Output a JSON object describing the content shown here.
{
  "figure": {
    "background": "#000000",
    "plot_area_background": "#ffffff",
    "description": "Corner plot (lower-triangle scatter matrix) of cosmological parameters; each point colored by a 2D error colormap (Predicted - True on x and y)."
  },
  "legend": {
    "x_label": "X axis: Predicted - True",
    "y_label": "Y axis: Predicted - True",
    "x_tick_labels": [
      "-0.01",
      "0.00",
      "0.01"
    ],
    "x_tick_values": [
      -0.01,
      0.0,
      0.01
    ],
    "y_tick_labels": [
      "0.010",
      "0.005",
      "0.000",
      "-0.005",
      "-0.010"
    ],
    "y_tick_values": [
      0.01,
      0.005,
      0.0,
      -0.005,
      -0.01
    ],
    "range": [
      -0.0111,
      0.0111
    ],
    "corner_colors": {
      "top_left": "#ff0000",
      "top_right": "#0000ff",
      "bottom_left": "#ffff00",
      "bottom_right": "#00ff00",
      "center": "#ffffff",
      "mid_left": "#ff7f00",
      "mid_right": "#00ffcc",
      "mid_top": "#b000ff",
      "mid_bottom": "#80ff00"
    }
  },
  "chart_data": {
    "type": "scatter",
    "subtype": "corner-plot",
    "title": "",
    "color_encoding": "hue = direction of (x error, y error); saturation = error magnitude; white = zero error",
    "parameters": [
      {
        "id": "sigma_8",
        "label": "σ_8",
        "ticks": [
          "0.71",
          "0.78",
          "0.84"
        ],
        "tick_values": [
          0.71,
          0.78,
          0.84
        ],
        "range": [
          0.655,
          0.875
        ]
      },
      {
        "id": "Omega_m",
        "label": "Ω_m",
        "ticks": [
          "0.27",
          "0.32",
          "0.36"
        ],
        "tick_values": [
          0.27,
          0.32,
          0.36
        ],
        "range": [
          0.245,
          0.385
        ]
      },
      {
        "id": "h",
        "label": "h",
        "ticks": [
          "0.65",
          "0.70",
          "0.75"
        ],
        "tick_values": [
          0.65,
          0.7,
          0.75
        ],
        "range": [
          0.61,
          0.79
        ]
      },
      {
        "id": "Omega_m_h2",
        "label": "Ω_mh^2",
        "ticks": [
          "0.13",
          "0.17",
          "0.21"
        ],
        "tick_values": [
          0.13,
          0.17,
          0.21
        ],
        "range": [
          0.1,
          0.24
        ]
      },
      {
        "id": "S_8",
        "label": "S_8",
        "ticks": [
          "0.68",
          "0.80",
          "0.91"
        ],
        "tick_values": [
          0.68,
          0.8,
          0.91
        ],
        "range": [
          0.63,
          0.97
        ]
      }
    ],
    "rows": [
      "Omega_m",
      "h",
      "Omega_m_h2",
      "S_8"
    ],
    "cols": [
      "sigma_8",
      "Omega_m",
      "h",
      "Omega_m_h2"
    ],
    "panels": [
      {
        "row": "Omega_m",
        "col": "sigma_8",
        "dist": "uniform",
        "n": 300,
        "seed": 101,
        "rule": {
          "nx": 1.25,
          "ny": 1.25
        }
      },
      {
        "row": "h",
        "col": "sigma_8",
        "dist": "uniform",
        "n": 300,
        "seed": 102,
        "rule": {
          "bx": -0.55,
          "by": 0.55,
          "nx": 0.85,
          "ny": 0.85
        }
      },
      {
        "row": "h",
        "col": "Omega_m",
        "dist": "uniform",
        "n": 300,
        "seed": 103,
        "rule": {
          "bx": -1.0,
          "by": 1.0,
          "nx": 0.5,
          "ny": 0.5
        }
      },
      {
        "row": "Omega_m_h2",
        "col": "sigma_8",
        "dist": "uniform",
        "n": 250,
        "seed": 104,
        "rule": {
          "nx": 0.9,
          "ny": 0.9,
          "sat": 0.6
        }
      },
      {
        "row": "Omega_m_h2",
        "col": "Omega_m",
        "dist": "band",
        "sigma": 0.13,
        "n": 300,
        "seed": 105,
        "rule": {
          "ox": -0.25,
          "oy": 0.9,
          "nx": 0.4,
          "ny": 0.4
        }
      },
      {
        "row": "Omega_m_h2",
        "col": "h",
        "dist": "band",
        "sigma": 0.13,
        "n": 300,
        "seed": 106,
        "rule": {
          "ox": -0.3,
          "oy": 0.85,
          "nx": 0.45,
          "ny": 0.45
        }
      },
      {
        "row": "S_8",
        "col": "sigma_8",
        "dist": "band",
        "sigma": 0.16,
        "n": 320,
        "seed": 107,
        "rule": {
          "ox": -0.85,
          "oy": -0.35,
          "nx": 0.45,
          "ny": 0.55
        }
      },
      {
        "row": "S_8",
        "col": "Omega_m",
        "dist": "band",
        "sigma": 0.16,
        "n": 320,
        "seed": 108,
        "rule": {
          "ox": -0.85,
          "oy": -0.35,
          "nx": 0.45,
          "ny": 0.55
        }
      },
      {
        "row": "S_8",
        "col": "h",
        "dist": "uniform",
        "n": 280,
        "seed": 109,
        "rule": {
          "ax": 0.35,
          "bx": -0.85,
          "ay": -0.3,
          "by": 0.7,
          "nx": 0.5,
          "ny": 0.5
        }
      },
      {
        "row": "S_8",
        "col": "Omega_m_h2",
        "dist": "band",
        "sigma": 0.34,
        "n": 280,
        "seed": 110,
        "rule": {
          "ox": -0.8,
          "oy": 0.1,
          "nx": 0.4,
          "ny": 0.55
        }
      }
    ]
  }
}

• • • • •

== AIM OF THE EXERCISE ==
Please copy out each record, character for character.

== COMPLETE OUTPUT ==
Output a JSON object describing the content shown here.
{
  "figure": {
    "background": "#000000",
    "plot_area_background": "#ffffff",
    "description": "Corner plot (lower-triangle scatter matrix) of cosmological parameters; each point colored by a 2D error colormap (Predicted - True on x and y)."
  },
  "legend": {
    "x_label": "X axis: Predicted - True",
    "y_label": "Y axis: Predicted - True",
    "x_tick_labels": [
      "-0.01",
      "0.00",
      "0.01"
    ],
    "x_tick_values": [
      -0.01,
      0.0,
      0.01
    ],
    "y_tick_labels": [
      "0.010",
      "0.005",
      "0.000",
      "-0.005",
      "-0.010"
    ],
    "y_tick_values": [
      0.01,
      0.005,
      0.0,
      -0.005,
      -0.01
    ],
    "range": [
      -0.0111,
      0.0111
    ],
    "corner_colors": {
      "top_left": "#ff0000",
      "top_right": "#0000ff",
      "bottom_left": "#ffff00",
      "bottom_right": "#00ff00",
      "center": "#ffffff",
      "mid_left": "#ff7f00",
      "mid_right": "#00ffcc",
      "mid_top": "#b000ff",
      "mid_bottom": "#80ff00"
    }
  },
  "chart_data": {
    "type": "scatter",
    "subtype": "corner-plot",
    "title": "",
    "color_encoding": "hue = direction of (x error, y error); saturation = error magnitude; white = zero error",
    "parameters": [
      {
        "id": "sigma_8",
        "label": "σ_8",
        "ticks": [
          "0.71",
          "0.78",
          "0.84"
        ],
        "tick_values": [
          0.71,
          0.78,
          0.84
        ],
        "range": [
          0.655,
          0.875
        ]
      },
      {
        "id": "Omega_m",
        "label": "Ω_m",
        "ticks": [
          "0.27",
          "0.32",
          "0.36"
        ],
        "tick_values": [
          0.27,
          0.32,
          0.36
        ],
        "range": [
          0.245,
          0.385
        ]
      },
      {
        "id": "h",
        "label": "h",
        "ticks": [
          "0.65",
          "0.70",
          "0.75"
        ],
        "tick_values": [
          0.65,
          0.7,
          0.75
        ],
        "range": [
          0.61,
          0.79
        ]
      },
      {
        "id": "Omega_m_h2",
        "label": "Ω_mh^2",
        "ticks": [
          "0.13",
          "0.17",
          "0.21"
        ],
        "tick_values": [
          0.13,
          0.17,
          0.21
        ],
        "range": [
          0.1,
          0.24
        ]
      },
      {
        "id": "S_8",
        "label": "S_8",
        "ticks": [
          "0.68",
          "0.80",
          "0.91"
        ],
        "tick_values": [
          0.68,
          0.8,
          0.91
        ],
        "range": [
          0.63,
          0.97
        ]
      }
    ],
    "rows": [
      "Omega_m",
      "h",
      "Omega_m_h2",
      "S_8"
    ],
    "cols": [
      "sigma_8",
      "Omega_m",
      "h",
      "Omega_m_h2"
    ],
    "panels": [
      {
        "row": "Omega_m",
        "col": "sigma_8",
        "dist": "uniform",
        "n": 300,
        "seed": 101,
        "rule": {
          "nx": 1.25,
          "ny": 1.25
        }
      },
      {
        "row": "h",
        "col": "sigma_8",
        "dist": "uniform",
        "n": 300,
        "seed": 102,
        "rule": {
          "bx": -0.55,
          "by": 0.55,
          "nx": 0.85,
          "ny": 0.85
        }
      },
      {
        "row": "h",
        "col": "Omega_m",
        "dist": "uniform",
        "n": 300,
        "seed": 103,
        "rule": {
          "bx": -1.0,
          "by": 1.0,
          "nx": 0.5,
          "ny": 0.5
        }
      },
      {
        "row": "Omega_m_h2",
        "col": "sigma_8",
        "dist": "uniform",
        "n": 250,
        "seed": 104,
        "rule": {
          "nx": 0.9,
          "ny": 0.9,
          "sat": 0.6
        }
      },
      {
        "row": "Omega_m_h2",
        "col": "Omega_m",
        "dist": "band",
        "sigma": 0.13,
        "n": 300,
        "seed": 105,
        "rule": {
          "ox": -0.25,
          "oy": 0.9,
          "nx": 0.4,
          "ny": 0.4
        }
      },
      {
        "row": "Omega_m_h2",
        "col": "h",
        "dist": "band",
        "sigma": 0.13,
        "n": 300,
        "seed": 106,
        "rule": {
          "ox": -0.3,
          "oy": 0.85,
          "nx": 0.45,
          "ny": 0.45
        }
      },
      {
        "row": "S_8",
        "col": "sigma_8",
        "dist": "band",
        "sigma": 0.16,
        "n": 320,
        "seed": 107,
        "rule": {
          "ox": -0.85,
          "oy": -0.35,
          "nx": 0.45,
          "ny": 0.55
        }
      },
      {
        "row": "S_8",
        "col": "Omega_m",
        "dist": "band",
        "sigma": 0.16,
        "n": 320,
        "seed": 108,
        "rule": {
          "ox": -0.85,
          "oy": -0.35,
          "nx": 0.45,
          "ny": 0.55
        }
      },
      {
        "row": "S_8",
        "col": "h",
        "dist": "uniform",
        "n": 280,
        "seed": 109,
        "rule": {
          "ax": 0.35,
          "bx": -0.85,
          "ay": -0.3,
          "by": 0.7,
          "nx": 0.5,
          "ny": 0.5
        }
      },
      {
        "row": "S_8",
        "col": "Omega_m_h2",
        "dist": "band",
        "sigma": 0.34,
        "n": 280,
        "seed": 110,
        "rule": {
          "ox": -0.8,
          "oy": 0.1,
          "nx": 0.4,
          "ny": 0.55
        }
      }
    ]
  }
}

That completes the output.